Exercise inputs
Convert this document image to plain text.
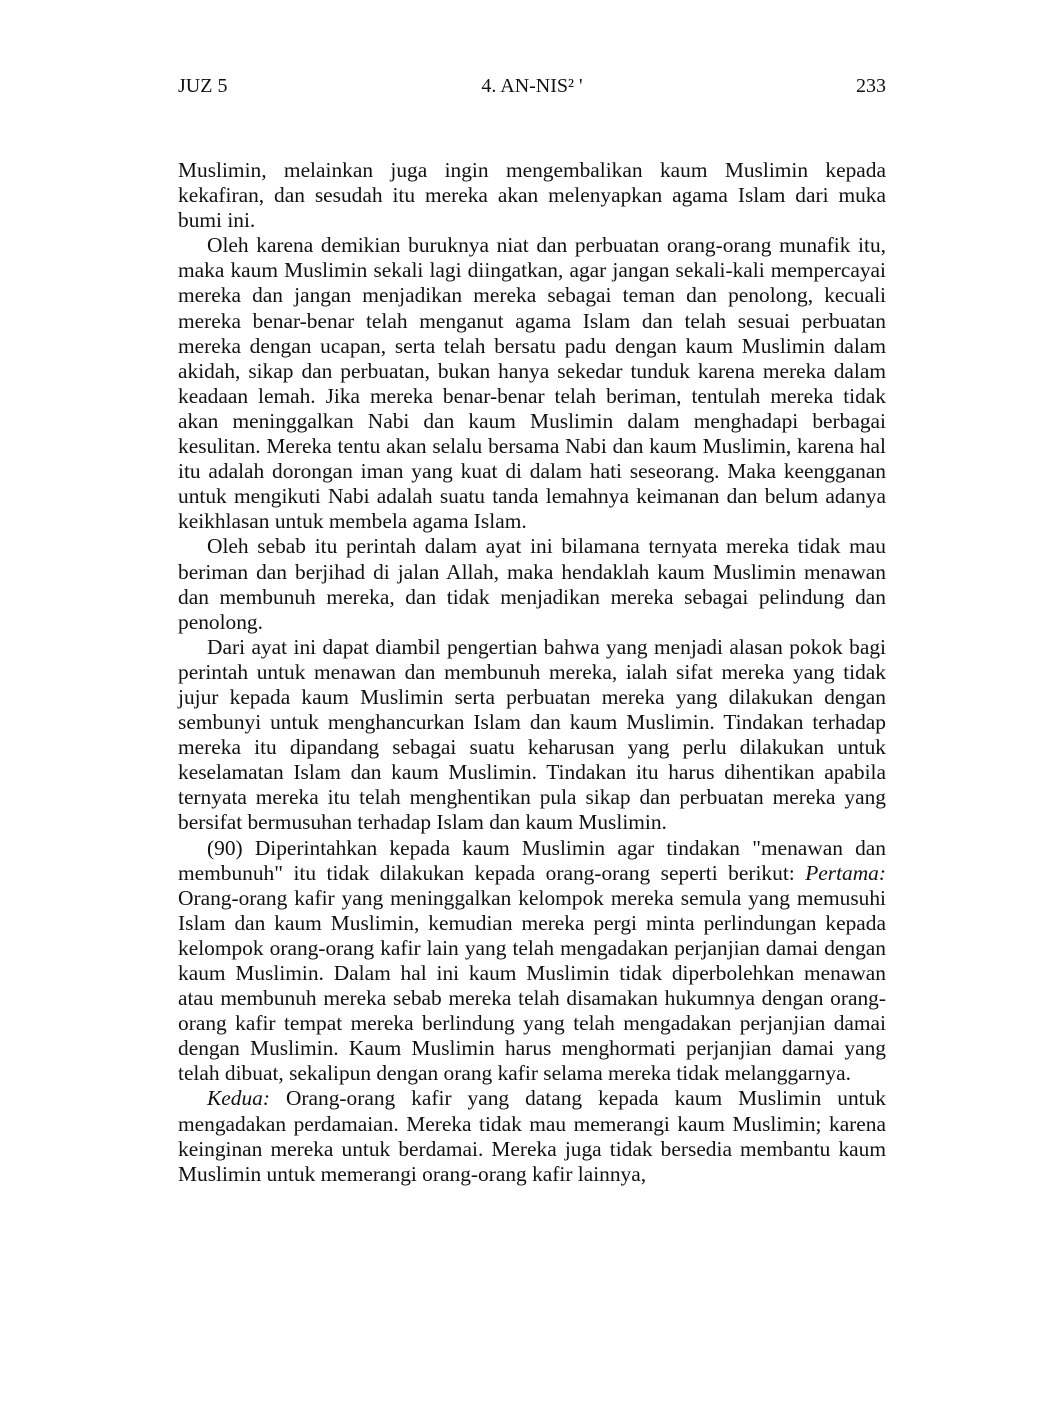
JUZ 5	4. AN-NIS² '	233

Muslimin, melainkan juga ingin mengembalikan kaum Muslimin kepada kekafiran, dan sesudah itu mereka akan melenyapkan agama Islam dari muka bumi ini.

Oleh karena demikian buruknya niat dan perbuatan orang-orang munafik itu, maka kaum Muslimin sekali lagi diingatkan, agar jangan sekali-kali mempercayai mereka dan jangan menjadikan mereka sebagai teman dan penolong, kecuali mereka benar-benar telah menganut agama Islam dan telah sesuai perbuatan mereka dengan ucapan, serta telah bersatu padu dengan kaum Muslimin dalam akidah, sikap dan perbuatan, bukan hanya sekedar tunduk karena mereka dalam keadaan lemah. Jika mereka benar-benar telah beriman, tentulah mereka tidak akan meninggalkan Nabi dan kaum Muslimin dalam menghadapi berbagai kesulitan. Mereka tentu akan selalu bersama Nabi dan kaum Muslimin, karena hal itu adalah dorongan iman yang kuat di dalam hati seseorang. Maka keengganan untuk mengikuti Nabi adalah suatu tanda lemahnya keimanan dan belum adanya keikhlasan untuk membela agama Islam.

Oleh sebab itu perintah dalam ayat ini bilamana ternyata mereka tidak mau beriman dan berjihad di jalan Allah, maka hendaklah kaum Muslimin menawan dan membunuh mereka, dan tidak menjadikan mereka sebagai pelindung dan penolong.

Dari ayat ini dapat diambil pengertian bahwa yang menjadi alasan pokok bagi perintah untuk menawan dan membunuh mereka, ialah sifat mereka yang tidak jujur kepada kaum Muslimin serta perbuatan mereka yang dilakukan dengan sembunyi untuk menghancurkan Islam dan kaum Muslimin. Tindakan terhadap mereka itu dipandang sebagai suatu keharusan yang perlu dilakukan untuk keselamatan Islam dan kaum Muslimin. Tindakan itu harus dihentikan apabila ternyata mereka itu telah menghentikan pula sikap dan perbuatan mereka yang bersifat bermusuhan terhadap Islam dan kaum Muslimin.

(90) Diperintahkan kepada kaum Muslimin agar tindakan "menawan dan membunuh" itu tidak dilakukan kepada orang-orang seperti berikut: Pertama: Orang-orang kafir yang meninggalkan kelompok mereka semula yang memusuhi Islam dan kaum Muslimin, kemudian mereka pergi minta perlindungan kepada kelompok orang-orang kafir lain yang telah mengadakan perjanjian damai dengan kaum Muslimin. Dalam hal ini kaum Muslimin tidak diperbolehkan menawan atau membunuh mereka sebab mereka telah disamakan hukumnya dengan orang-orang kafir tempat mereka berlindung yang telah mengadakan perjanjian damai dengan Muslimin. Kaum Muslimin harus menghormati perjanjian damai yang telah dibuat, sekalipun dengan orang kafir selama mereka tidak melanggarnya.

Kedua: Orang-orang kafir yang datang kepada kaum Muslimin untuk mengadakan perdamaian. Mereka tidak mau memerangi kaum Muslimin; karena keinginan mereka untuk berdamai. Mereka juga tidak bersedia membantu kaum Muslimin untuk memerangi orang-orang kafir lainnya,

* * *

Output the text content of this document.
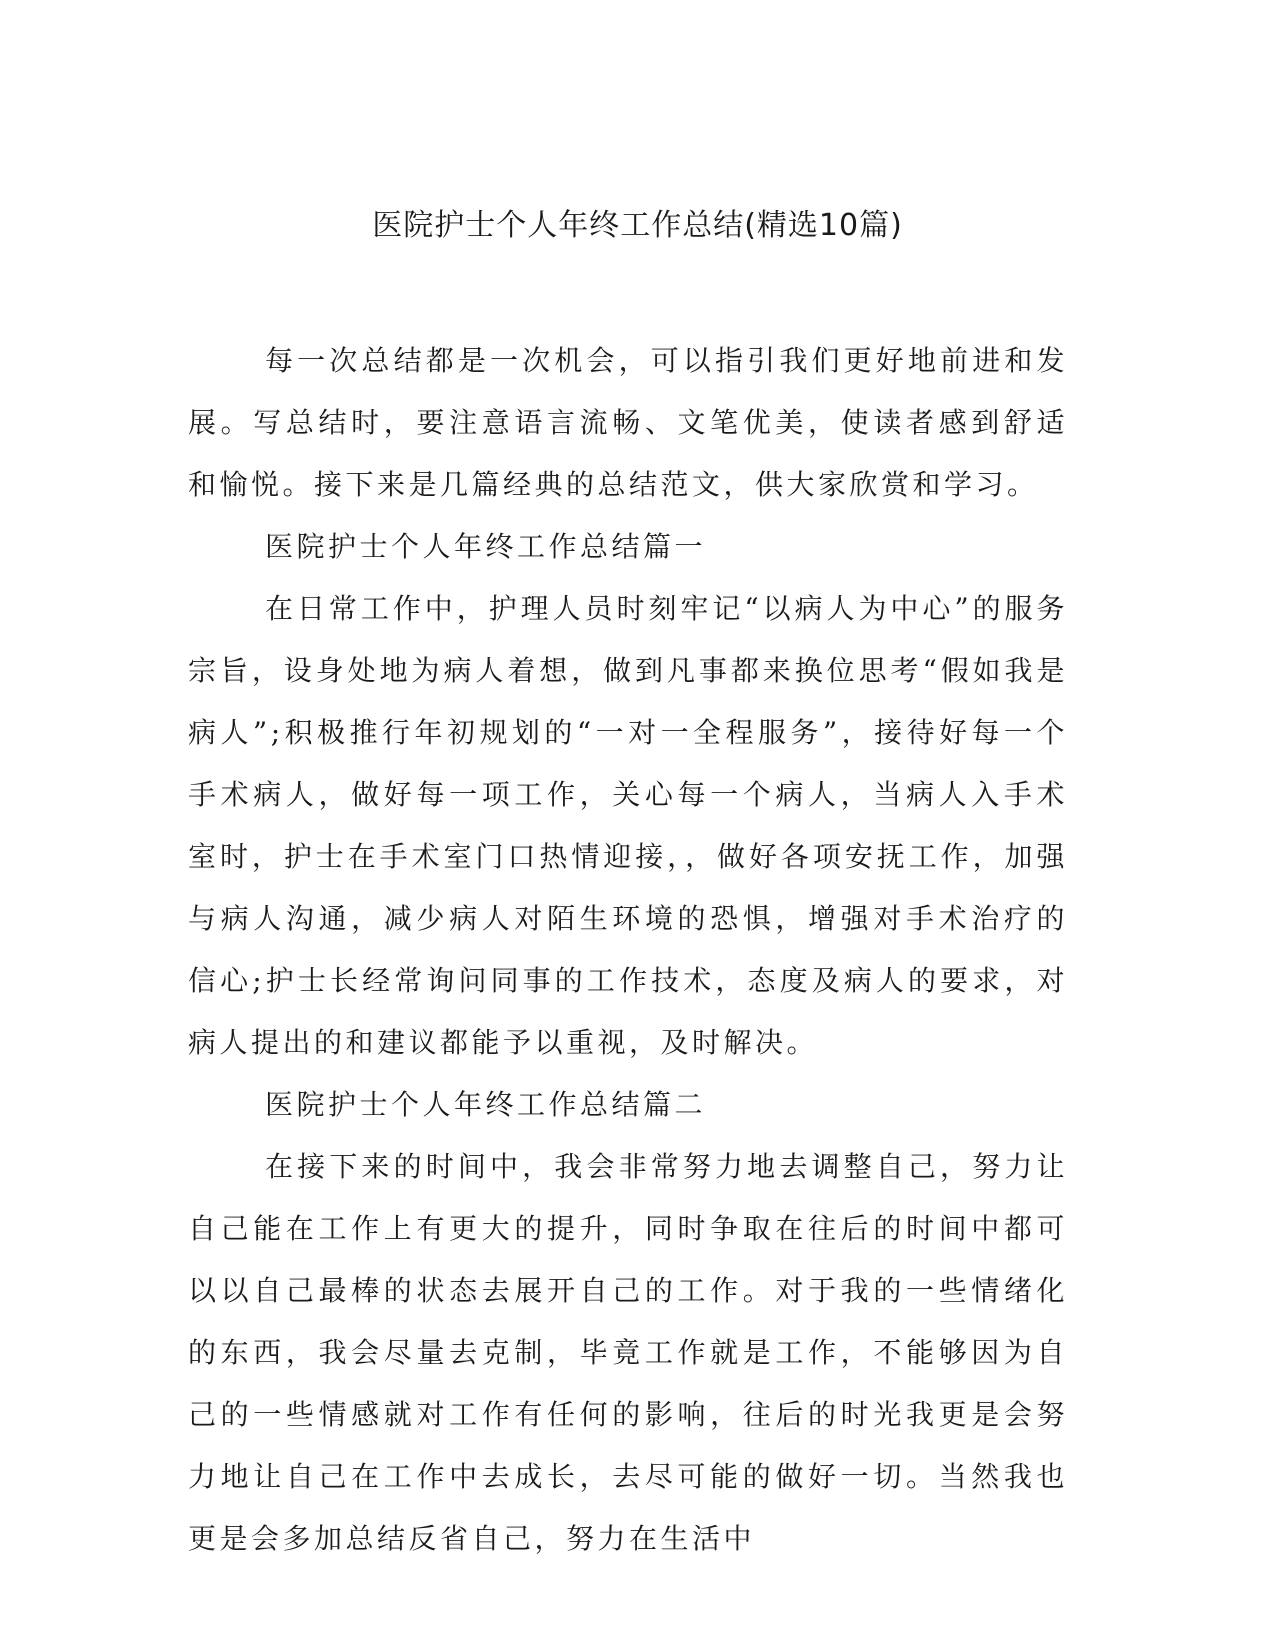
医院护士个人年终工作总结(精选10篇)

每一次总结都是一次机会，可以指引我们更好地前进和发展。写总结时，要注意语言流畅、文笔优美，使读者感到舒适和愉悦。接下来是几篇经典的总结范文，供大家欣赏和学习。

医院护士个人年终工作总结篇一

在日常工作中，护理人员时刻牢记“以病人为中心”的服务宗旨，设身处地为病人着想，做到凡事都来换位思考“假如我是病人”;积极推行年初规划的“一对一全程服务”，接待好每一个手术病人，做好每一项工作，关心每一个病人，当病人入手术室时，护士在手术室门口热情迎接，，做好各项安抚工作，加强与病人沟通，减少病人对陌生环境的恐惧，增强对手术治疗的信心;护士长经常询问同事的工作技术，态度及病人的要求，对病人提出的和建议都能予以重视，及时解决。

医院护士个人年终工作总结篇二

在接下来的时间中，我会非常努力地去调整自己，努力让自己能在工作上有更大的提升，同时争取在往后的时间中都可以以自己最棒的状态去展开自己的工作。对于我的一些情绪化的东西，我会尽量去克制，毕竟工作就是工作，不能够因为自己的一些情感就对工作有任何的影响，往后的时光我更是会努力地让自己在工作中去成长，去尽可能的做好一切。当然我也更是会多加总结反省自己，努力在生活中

...

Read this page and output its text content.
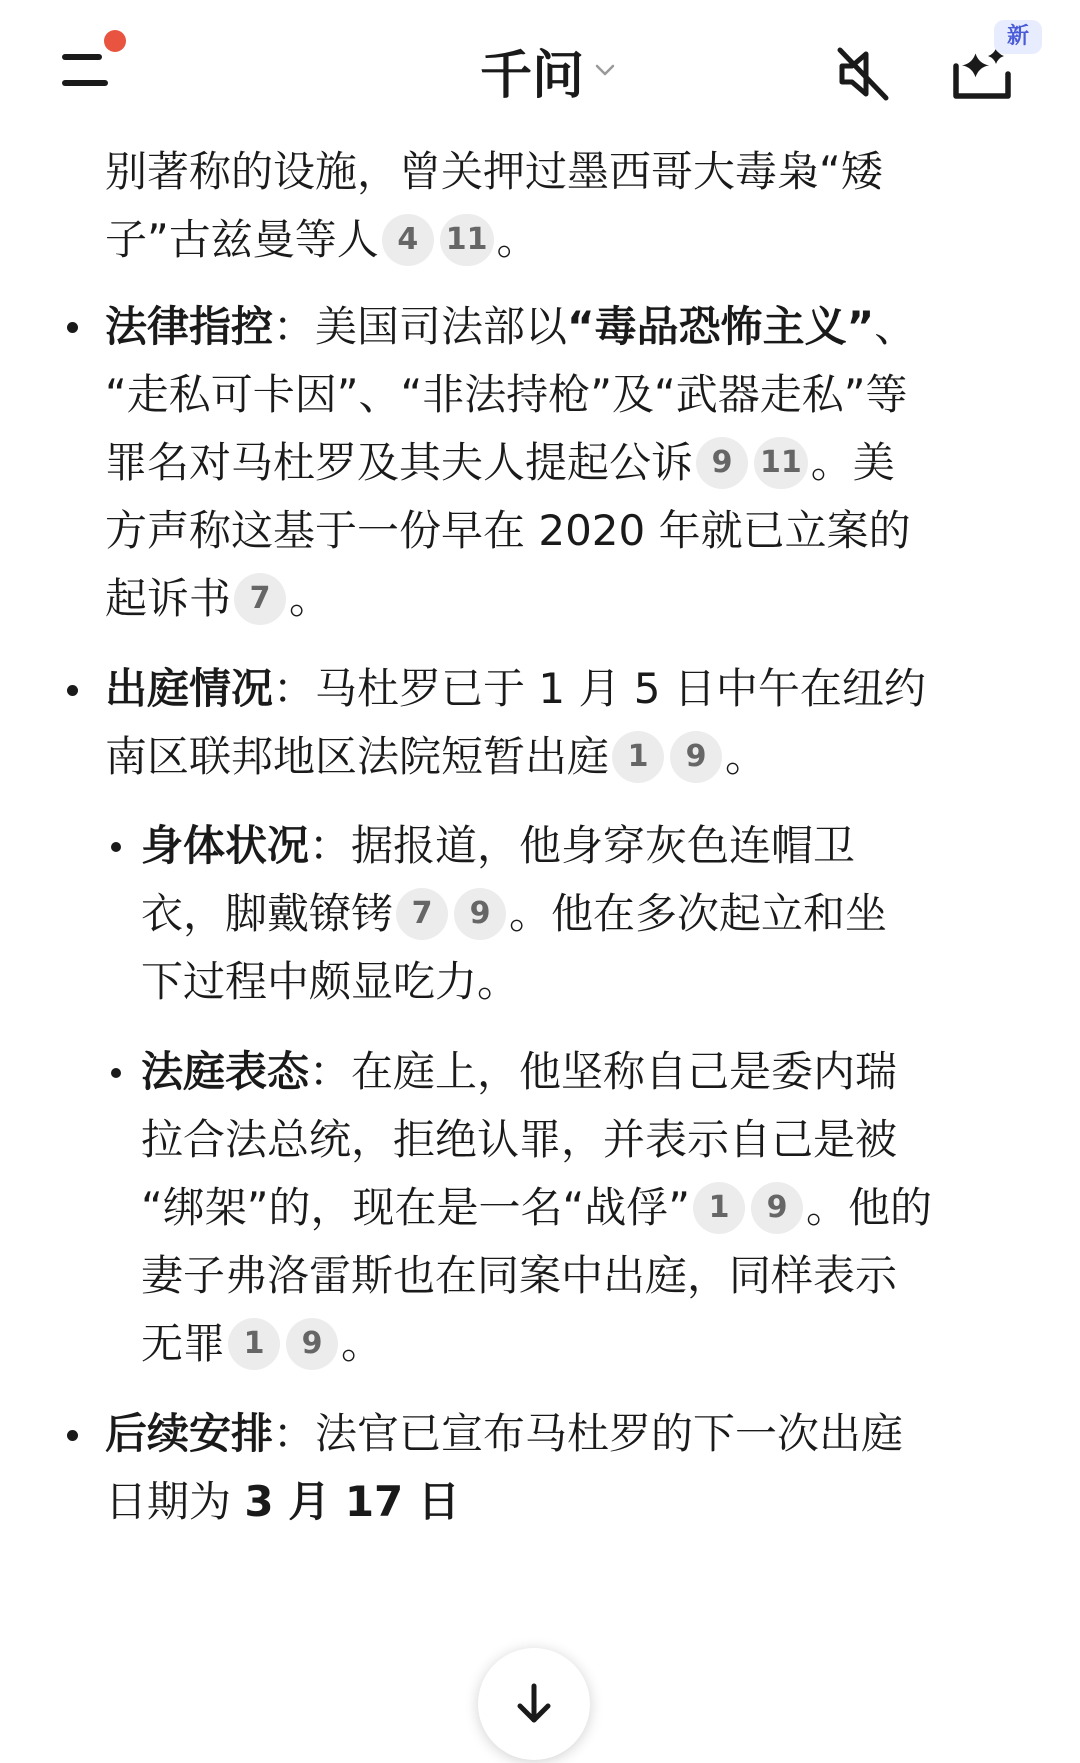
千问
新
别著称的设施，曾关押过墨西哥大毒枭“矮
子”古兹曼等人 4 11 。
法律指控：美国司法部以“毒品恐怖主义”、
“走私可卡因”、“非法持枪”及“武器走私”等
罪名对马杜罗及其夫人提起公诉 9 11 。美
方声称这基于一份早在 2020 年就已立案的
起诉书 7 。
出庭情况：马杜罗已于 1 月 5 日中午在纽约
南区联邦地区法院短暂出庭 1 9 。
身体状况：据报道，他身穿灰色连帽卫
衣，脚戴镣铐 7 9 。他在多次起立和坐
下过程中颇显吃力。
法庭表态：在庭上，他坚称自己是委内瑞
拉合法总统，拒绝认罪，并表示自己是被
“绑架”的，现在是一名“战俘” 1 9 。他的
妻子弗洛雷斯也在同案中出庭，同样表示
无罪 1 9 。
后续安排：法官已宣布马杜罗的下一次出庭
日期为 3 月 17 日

What the task requires
Select all lines in the listing above where the word "this" appears, and show them.

Final result
Convert this document image to plain text.
Output the text content of this document.
Read this page and output its text content.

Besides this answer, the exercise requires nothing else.